■ **Task brief**: Below you will find a set of lines. Repeat them all exactly.

■ **Supplied data**:
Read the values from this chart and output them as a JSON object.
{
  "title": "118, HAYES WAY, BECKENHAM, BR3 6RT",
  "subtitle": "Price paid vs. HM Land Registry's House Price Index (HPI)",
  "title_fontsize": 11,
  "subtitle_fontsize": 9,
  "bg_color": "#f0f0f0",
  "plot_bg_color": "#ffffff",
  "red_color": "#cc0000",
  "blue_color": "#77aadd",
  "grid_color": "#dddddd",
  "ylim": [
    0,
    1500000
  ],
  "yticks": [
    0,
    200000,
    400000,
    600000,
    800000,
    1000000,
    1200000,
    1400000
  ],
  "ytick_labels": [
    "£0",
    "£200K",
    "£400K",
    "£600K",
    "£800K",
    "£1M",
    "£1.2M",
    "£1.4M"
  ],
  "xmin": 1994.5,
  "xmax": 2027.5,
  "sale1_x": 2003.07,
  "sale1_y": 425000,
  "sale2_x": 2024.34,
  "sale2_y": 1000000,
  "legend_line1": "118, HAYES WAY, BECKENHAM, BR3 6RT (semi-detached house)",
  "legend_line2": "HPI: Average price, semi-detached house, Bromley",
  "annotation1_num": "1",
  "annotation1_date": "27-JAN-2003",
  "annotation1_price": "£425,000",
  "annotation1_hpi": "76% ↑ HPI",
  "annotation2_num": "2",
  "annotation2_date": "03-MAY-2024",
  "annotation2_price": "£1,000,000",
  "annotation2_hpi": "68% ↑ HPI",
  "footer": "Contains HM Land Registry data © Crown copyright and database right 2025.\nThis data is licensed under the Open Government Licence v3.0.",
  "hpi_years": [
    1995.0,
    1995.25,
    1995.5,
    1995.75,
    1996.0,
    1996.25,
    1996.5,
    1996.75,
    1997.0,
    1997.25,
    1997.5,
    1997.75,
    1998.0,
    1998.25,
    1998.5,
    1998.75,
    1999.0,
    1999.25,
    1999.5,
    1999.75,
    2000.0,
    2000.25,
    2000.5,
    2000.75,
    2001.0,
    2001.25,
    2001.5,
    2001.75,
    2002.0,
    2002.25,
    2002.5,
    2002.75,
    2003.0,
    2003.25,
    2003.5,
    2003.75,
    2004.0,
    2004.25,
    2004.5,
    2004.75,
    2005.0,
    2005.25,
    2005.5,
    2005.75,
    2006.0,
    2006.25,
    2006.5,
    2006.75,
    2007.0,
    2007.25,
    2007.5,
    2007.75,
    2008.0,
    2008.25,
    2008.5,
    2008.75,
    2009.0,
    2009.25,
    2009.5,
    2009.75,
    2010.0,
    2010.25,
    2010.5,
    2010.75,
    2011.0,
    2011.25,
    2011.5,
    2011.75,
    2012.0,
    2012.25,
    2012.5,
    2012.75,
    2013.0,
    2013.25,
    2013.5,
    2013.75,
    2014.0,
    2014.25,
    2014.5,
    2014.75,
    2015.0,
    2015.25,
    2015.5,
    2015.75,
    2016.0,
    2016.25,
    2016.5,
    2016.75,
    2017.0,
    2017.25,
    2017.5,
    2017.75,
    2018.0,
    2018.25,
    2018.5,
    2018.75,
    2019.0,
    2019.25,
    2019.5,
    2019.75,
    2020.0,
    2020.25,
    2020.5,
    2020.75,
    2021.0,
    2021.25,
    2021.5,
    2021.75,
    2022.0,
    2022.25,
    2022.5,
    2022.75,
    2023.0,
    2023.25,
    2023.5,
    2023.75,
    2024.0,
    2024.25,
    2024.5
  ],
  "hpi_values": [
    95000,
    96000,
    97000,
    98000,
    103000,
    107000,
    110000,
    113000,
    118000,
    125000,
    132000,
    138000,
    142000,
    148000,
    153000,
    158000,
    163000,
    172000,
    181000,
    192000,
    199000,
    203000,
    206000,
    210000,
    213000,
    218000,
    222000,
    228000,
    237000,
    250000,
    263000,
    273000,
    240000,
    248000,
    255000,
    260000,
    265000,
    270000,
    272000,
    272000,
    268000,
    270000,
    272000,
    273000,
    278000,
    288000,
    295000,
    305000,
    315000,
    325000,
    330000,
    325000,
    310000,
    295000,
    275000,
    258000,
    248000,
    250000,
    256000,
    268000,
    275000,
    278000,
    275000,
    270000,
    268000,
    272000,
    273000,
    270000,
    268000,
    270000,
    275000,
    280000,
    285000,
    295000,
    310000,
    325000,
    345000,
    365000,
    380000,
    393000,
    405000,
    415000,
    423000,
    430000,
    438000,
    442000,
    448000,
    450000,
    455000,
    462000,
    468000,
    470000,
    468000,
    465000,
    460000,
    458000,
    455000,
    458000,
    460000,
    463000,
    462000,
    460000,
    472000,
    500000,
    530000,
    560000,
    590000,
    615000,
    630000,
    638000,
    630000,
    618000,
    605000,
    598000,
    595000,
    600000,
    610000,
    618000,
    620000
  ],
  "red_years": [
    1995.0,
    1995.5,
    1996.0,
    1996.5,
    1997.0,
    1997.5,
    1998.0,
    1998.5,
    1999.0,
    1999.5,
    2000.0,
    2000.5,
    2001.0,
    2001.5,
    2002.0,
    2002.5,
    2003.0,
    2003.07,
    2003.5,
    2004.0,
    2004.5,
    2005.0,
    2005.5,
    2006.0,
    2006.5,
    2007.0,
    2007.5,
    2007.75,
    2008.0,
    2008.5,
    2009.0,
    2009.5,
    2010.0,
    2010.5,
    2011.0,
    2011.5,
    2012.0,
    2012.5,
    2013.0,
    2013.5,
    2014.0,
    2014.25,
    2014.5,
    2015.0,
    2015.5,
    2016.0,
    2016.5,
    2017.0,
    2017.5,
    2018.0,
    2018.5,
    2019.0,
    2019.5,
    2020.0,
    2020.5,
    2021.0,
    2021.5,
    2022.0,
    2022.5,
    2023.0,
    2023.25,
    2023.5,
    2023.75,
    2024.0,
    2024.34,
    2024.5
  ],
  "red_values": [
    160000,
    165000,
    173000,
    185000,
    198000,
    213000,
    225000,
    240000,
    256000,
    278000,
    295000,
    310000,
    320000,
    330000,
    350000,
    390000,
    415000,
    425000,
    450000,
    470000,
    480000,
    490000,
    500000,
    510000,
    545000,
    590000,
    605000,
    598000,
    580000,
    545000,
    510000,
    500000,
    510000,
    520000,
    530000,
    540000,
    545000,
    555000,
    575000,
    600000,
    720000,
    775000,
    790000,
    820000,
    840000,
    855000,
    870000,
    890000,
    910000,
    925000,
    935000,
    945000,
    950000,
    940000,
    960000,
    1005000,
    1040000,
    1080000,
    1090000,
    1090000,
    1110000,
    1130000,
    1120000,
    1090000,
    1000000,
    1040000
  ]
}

■ **The solution**:
Read the values from this chart and output them as a JSON object.
{
  "title": "118, HAYES WAY, BECKENHAM, BR3 6RT",
  "subtitle": "Price paid vs. HM Land Registry's House Price Index (HPI)",
  "title_fontsize": 11,
  "subtitle_fontsize": 9,
  "bg_color": "#f0f0f0",
  "plot_bg_color": "#ffffff",
  "red_color": "#cc0000",
  "blue_color": "#77aadd",
  "grid_color": "#dddddd",
  "ylim": [
    0,
    1500000
  ],
  "yticks": [
    0,
    200000,
    400000,
    600000,
    800000,
    1000000,
    1200000,
    1400000
  ],
  "ytick_labels": [
    "£0",
    "£200K",
    "£400K",
    "£600K",
    "£800K",
    "£1M",
    "£1.2M",
    "£1.4M"
  ],
  "xmin": 1994.5,
  "xmax": 2027.5,
  "sale1_x": 2003.07,
  "sale1_y": 425000,
  "sale2_x": 2024.34,
  "sale2_y": 1000000,
  "legend_line1": "118, HAYES WAY, BECKENHAM, BR3 6RT (semi-detached house)",
  "legend_line2": "HPI: Average price, semi-detached house, Bromley",
  "annotation1_num": "1",
  "annotation1_date": "27-JAN-2003",
  "annotation1_price": "£425,000",
  "annotation1_hpi": "76% ↑ HPI",
  "annotation2_num": "2",
  "annotation2_date": "03-MAY-2024",
  "annotation2_price": "£1,000,000",
  "annotation2_hpi": "68% ↑ HPI",
  "footer": "Contains HM Land Registry data © Crown copyright and database right 2025.\nThis data is licensed under the Open Government Licence v3.0.",
  "hpi_years": [
    1995.0,
    1995.25,
    1995.5,
    1995.75,
    1996.0,
    1996.25,
    1996.5,
    1996.75,
    1997.0,
    1997.25,
    1997.5,
    1997.75,
    1998.0,
    1998.25,
    1998.5,
    1998.75,
    1999.0,
    1999.25,
    1999.5,
    1999.75,
    2000.0,
    2000.25,
    2000.5,
    2000.75,
    2001.0,
    2001.25,
    2001.5,
    2001.75,
    2002.0,
    2002.25,
    2002.5,
    2002.75,
    2003.0,
    2003.25,
    2003.5,
    2003.75,
    2004.0,
    2004.25,
    2004.5,
    2004.75,
    2005.0,
    2005.25,
    2005.5,
    2005.75,
    2006.0,
    2006.25,
    2006.5,
    2006.75,
    2007.0,
    2007.25,
    2007.5,
    2007.75,
    2008.0,
    2008.25,
    2008.5,
    2008.75,
    2009.0,
    2009.25,
    2009.5,
    2009.75,
    2010.0,
    2010.25,
    2010.5,
    2010.75,
    2011.0,
    2011.25,
    2011.5,
    2011.75,
    2012.0,
    2012.25,
    2012.5,
    2012.75,
    2013.0,
    2013.25,
    2013.5,
    2013.75,
    2014.0,
    2014.25,
    2014.5,
    2014.75,
    2015.0,
    2015.25,
    2015.5,
    2015.75,
    2016.0,
    2016.25,
    2016.5,
    2016.75,
    2017.0,
    2017.25,
    2017.5,
    2017.75,
    2018.0,
    2018.25,
    2018.5,
    2018.75,
    2019.0,
    2019.25,
    2019.5,
    2019.75,
    2020.0,
    2020.25,
    2020.5,
    2020.75,
    2021.0,
    2021.25,
    2021.5,
    2021.75,
    2022.0,
    2022.25,
    2022.5,
    2022.75,
    2023.0,
    2023.25,
    2023.5,
    2023.75,
    2024.0,
    2024.25,
    2024.5
  ],
  "hpi_values": [
    95000,
    96000,
    97000,
    98000,
    103000,
    107000,
    110000,
    113000,
    118000,
    125000,
    132000,
    138000,
    142000,
    148000,
    153000,
    158000,
    163000,
    172000,
    181000,
    192000,
    199000,
    203000,
    206000,
    210000,
    213000,
    218000,
    222000,
    228000,
    237000,
    250000,
    263000,
    273000,
    240000,
    248000,
    255000,
    260000,
    265000,
    270000,
    272000,
    272000,
    268000,
    270000,
    272000,
    273000,
    278000,
    288000,
    295000,
    305000,
    315000,
    325000,
    330000,
    325000,
    310000,
    295000,
    275000,
    258000,
    248000,
    250000,
    256000,
    268000,
    275000,
    278000,
    275000,
    270000,
    268000,
    272000,
    273000,
    270000,
    268000,
    270000,
    275000,
    280000,
    285000,
    295000,
    310000,
    325000,
    345000,
    365000,
    380000,
    393000,
    405000,
    415000,
    423000,
    430000,
    438000,
    442000,
    448000,
    450000,
    455000,
    462000,
    468000,
    470000,
    468000,
    465000,
    460000,
    458000,
    455000,
    458000,
    460000,
    463000,
    462000,
    460000,
    472000,
    500000,
    530000,
    560000,
    590000,
    615000,
    630000,
    638000,
    630000,
    618000,
    605000,
    598000,
    595000,
    600000,
    610000,
    618000,
    620000
  ],
  "red_years": [
    1995.0,
    1995.5,
    1996.0,
    1996.5,
    1997.0,
    1997.5,
    1998.0,
    1998.5,
    1999.0,
    1999.5,
    2000.0,
    2000.5,
    2001.0,
    2001.5,
    2002.0,
    2002.5,
    2003.0,
    2003.07,
    2003.5,
    2004.0,
    2004.5,
    2005.0,
    2005.5,
    2006.0,
    2006.5,
    2007.0,
    2007.5,
    2007.75,
    2008.0,
    2008.5,
    2009.0,
    2009.5,
    2010.0,
    2010.5,
    2011.0,
    2011.5,
    2012.0,
    2012.5,
    2013.0,
    2013.5,
    2014.0,
    2014.25,
    2014.5,
    2015.0,
    2015.5,
    2016.0,
    2016.5,
    2017.0,
    2017.5,
    2018.0,
    2018.5,
    2019.0,
    2019.5,
    2020.0,
    2020.5,
    2021.0,
    2021.5,
    2022.0,
    2022.5,
    2023.0,
    2023.25,
    2023.5,
    2023.75,
    2024.0,
    2024.34,
    2024.5
  ],
  "red_values": [
    160000,
    165000,
    173000,
    185000,
    198000,
    213000,
    225000,
    240000,
    256000,
    278000,
    295000,
    310000,
    320000,
    330000,
    350000,
    390000,
    415000,
    425000,
    450000,
    470000,
    480000,
    490000,
    500000,
    510000,
    545000,
    590000,
    605000,
    598000,
    580000,
    545000,
    510000,
    500000,
    510000,
    520000,
    530000,
    540000,
    545000,
    555000,
    575000,
    600000,
    720000,
    775000,
    790000,
    820000,
    840000,
    855000,
    870000,
    890000,
    910000,
    925000,
    935000,
    945000,
    950000,
    940000,
    960000,
    1005000,
    1040000,
    1080000,
    1090000,
    1090000,
    1110000,
    1130000,
    1120000,
    1090000,
    1000000,
    1040000
  ]
}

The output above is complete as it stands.